** Start of AVAILABLE RECORDS **

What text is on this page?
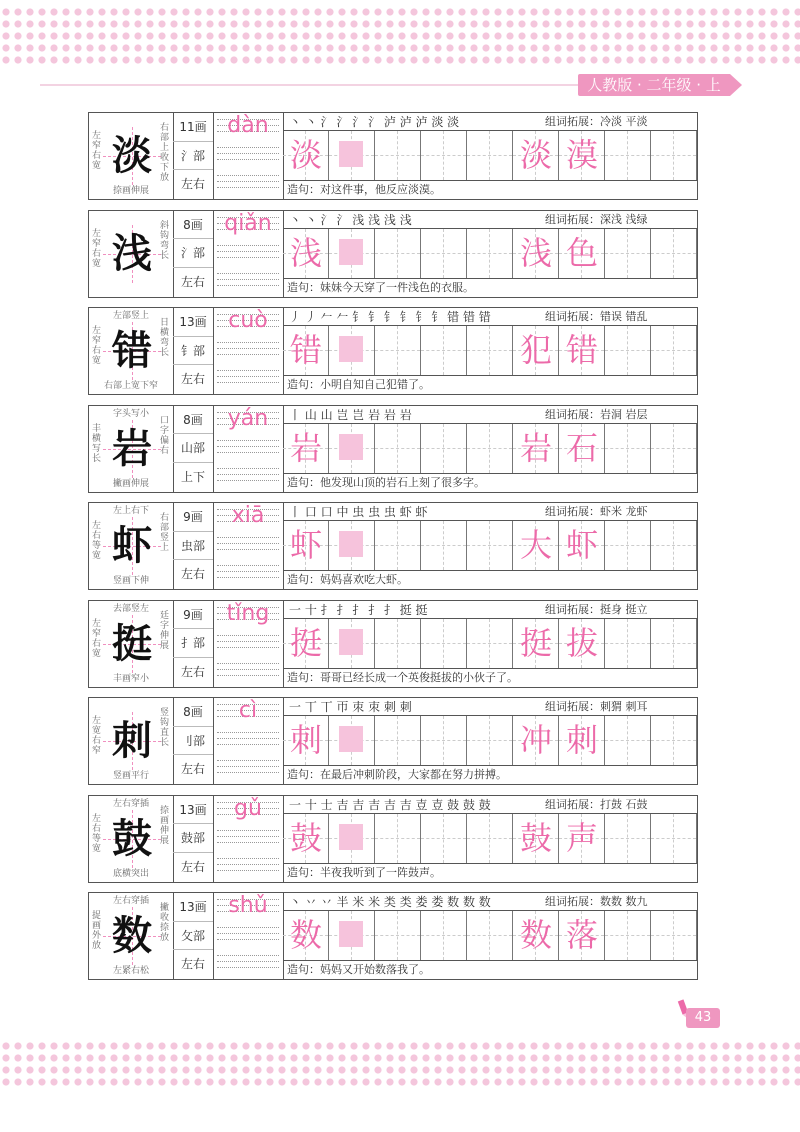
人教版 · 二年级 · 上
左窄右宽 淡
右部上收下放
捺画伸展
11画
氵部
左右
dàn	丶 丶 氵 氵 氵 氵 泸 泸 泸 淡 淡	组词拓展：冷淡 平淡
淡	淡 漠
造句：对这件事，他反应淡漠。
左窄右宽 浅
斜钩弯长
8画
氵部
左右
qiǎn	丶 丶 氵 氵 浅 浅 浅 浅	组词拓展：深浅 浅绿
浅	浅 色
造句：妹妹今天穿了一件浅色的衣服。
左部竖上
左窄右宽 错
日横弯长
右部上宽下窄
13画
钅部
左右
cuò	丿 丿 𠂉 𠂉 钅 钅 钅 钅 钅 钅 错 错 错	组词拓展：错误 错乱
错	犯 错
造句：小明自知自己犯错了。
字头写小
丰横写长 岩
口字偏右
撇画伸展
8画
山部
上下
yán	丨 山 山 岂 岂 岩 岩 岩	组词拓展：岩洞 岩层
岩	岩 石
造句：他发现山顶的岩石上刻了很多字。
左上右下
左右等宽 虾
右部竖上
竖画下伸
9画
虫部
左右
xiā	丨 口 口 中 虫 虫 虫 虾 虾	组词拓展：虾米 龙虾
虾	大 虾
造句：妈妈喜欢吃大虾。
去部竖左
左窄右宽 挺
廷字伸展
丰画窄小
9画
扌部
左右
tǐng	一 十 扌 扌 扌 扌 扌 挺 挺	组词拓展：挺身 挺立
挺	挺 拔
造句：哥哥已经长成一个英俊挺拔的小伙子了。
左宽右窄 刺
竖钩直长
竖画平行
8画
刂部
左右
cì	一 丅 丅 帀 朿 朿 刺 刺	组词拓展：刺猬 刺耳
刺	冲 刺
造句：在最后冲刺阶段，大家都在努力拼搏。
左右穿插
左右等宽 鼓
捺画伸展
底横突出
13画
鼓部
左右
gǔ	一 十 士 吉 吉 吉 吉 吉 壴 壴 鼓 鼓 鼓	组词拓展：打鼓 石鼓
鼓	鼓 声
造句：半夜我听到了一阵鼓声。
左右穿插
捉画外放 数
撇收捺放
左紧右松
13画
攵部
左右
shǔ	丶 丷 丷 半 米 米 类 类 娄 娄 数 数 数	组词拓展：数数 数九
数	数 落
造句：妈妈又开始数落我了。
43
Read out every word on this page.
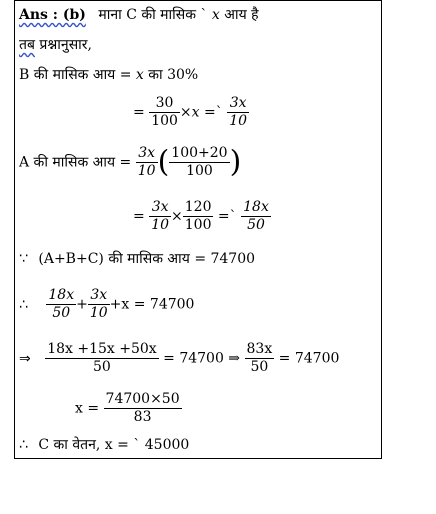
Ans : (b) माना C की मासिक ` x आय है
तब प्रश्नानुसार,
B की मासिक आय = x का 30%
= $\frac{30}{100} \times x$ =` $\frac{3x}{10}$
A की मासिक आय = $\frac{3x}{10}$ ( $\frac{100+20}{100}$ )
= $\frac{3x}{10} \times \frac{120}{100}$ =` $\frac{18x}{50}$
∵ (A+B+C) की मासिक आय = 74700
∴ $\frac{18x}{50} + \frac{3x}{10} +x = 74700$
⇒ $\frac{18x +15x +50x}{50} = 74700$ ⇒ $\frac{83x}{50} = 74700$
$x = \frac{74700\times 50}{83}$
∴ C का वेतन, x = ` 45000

** End of AVAILABLE RECORDS **
** Start of AVAILABLE RECORDS **

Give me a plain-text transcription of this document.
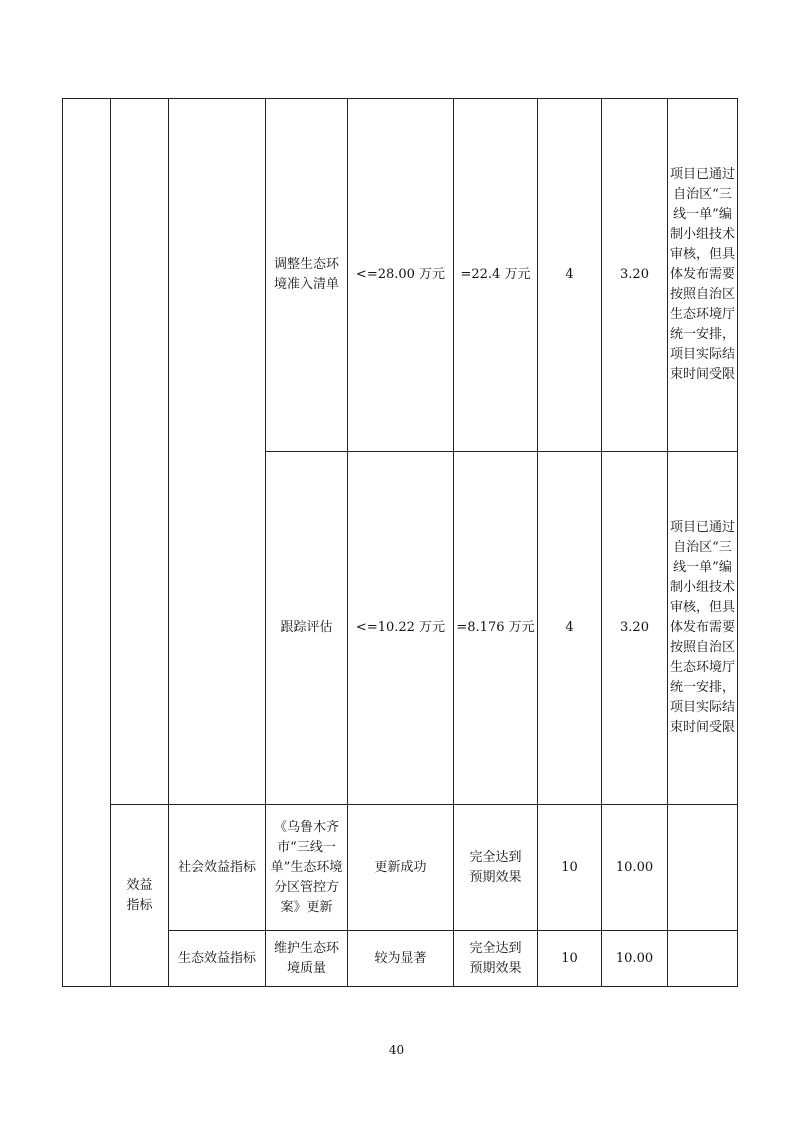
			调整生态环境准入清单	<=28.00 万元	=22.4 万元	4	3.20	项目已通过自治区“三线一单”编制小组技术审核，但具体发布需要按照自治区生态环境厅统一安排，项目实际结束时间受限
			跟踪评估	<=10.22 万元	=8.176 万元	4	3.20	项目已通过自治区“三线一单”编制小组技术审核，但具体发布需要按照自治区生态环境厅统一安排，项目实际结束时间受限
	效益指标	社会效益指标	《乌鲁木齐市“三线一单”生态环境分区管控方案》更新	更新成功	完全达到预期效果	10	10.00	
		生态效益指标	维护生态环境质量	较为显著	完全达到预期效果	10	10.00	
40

** End of AVAILABLE RECORDS **
** Start of AVAILABLE RECORDS **

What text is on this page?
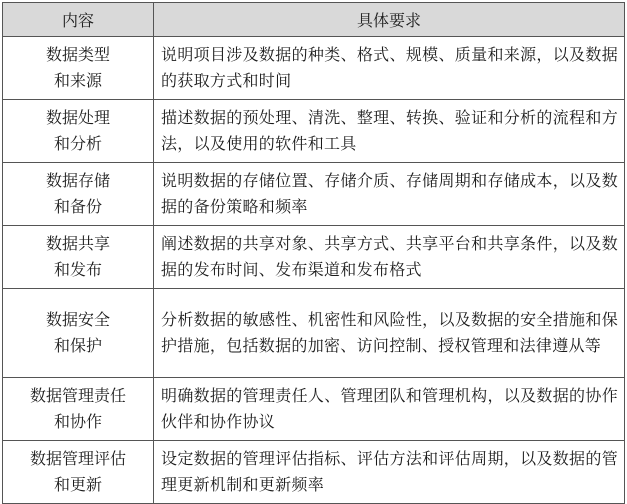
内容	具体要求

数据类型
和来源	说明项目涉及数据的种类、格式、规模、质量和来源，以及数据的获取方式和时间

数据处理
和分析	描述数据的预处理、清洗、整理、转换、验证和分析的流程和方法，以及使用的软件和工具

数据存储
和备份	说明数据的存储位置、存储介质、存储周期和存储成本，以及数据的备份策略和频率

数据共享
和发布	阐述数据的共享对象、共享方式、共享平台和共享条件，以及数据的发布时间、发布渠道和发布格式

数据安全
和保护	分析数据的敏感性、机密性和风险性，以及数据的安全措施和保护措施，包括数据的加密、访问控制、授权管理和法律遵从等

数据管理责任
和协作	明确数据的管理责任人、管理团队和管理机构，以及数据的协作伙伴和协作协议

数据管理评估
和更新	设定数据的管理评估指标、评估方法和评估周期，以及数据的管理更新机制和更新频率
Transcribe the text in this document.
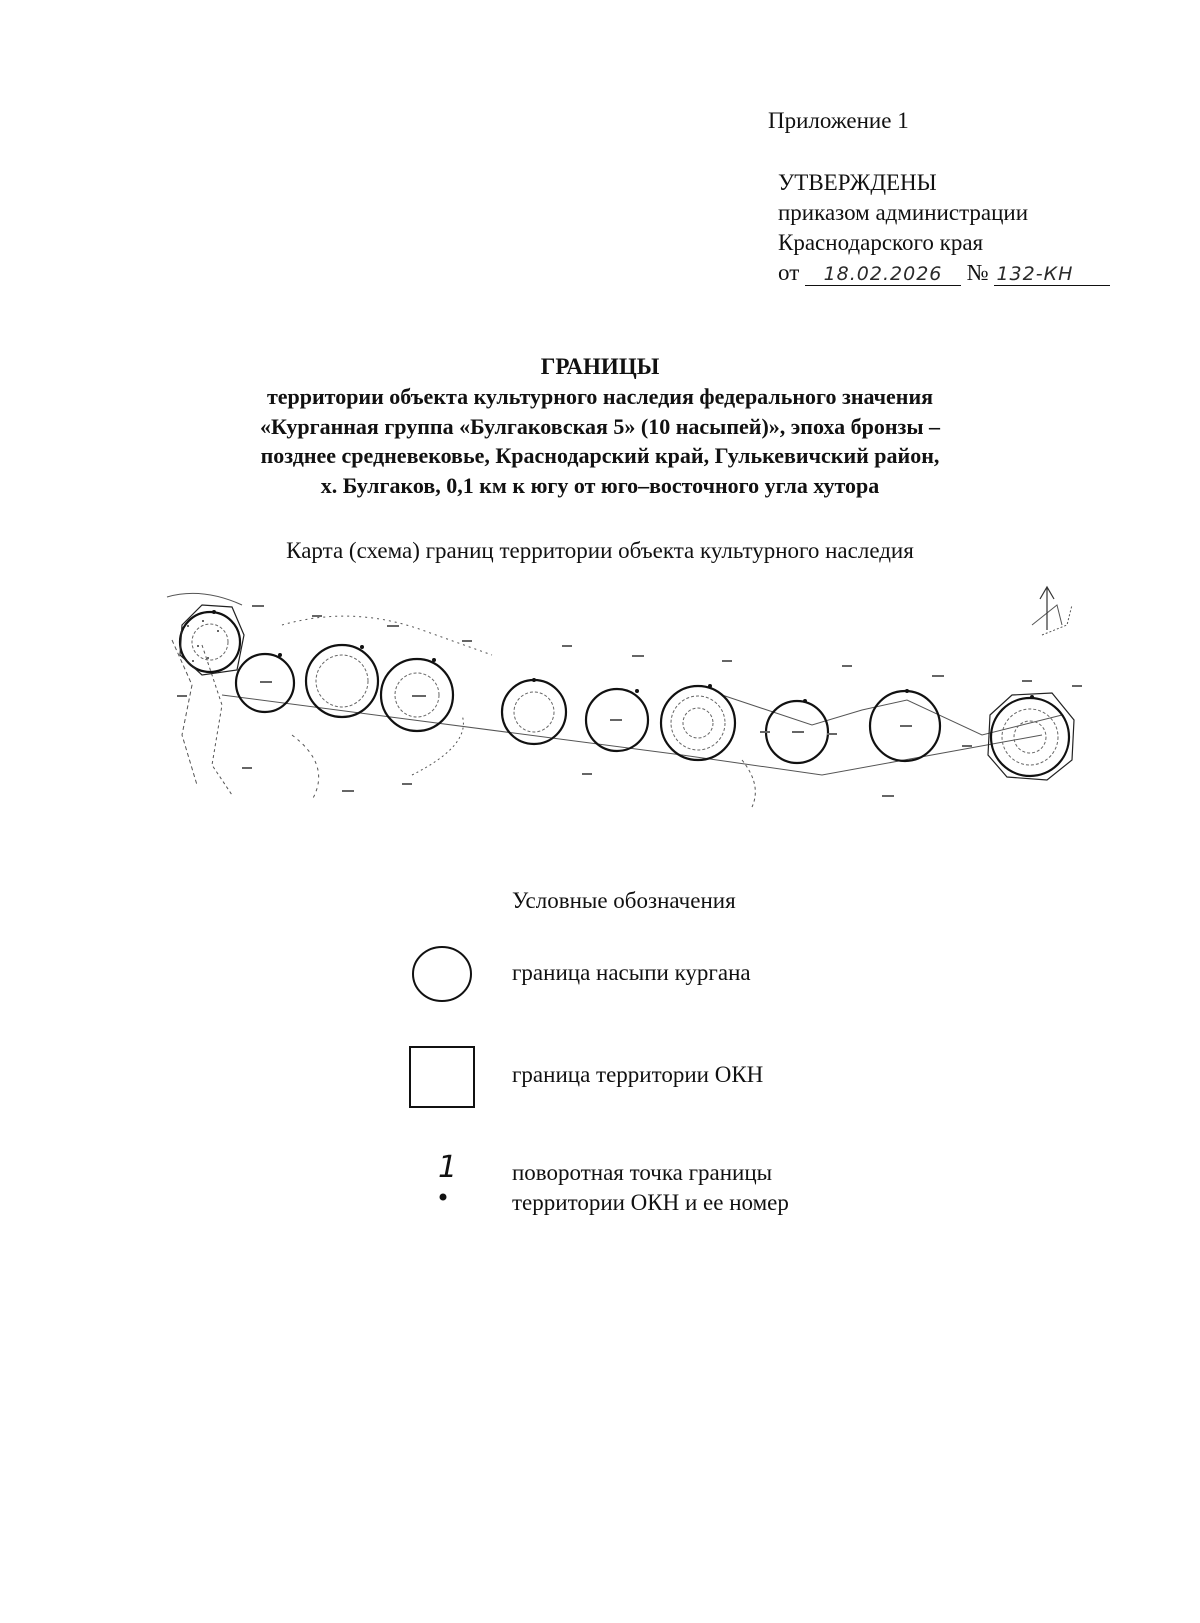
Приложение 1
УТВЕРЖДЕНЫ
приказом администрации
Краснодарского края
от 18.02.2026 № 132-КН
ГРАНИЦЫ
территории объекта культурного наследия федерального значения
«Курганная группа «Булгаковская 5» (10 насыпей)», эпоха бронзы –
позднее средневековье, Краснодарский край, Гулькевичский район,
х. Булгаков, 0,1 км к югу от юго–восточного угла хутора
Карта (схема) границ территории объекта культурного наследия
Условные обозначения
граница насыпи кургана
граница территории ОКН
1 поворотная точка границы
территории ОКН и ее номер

** End of AVAILABLE RECORDS **

● SHORT EXERCISE: Gather from the entries above all lines that include the string "территории".

● RESULT FOR THIS TASK:
территории объекта культурного наследия федерального значения
Карта (схема) границ территории объекта культурного наследия
граница территории ОКН
территории ОКН и ее номер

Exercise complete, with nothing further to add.